* Begin Excerpted records *
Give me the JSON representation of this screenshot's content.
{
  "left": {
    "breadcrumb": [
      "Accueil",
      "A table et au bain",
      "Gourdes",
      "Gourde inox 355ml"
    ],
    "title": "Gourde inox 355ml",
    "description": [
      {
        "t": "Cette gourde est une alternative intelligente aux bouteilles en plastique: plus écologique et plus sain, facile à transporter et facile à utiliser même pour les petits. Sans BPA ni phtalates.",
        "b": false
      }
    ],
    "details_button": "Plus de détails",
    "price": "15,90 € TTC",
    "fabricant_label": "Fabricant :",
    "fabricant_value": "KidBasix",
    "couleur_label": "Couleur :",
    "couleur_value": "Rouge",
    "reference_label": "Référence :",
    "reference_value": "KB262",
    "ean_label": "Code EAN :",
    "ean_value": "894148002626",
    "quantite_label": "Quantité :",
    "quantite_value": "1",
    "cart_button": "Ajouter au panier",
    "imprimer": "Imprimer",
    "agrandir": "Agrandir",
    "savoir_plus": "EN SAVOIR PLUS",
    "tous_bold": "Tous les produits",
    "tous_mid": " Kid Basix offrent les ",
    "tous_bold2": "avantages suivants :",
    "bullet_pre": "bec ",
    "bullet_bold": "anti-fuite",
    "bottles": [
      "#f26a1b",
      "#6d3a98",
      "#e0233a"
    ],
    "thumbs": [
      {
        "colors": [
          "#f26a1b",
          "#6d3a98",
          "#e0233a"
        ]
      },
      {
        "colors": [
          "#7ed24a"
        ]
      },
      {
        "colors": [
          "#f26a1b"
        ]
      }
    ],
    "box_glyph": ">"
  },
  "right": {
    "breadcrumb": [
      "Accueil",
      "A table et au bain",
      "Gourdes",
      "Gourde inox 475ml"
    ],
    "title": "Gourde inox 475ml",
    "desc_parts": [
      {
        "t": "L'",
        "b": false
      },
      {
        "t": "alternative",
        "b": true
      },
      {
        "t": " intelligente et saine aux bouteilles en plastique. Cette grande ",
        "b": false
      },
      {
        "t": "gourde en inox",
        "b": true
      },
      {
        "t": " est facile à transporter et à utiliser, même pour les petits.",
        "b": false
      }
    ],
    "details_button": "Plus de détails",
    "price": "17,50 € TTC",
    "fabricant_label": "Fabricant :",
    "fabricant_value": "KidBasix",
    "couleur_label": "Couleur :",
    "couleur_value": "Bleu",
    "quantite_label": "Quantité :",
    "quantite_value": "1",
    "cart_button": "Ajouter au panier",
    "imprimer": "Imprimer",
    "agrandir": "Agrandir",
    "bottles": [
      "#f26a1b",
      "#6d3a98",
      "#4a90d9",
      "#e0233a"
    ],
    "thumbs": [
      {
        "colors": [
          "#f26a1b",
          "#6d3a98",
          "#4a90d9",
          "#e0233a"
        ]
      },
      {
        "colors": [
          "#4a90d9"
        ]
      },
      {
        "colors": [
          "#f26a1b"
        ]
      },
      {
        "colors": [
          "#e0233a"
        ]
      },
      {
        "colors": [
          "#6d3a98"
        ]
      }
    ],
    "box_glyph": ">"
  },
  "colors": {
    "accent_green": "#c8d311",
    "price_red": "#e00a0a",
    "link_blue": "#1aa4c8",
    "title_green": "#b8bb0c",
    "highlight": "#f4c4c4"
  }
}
* End Excerpted records *
### Exercise:
Gather all lines where the word "utiliser" appears.

### The completed task:
        "t": "Cette gourde est une alternative intelligente aux bouteilles en plastique: plus écologique et plus sain, facile à transporter et facile à utiliser même pour les petits. Sans BPA ni phtalates.",
        "t": " est facile à transporter et à utiliser, même pour les petits.",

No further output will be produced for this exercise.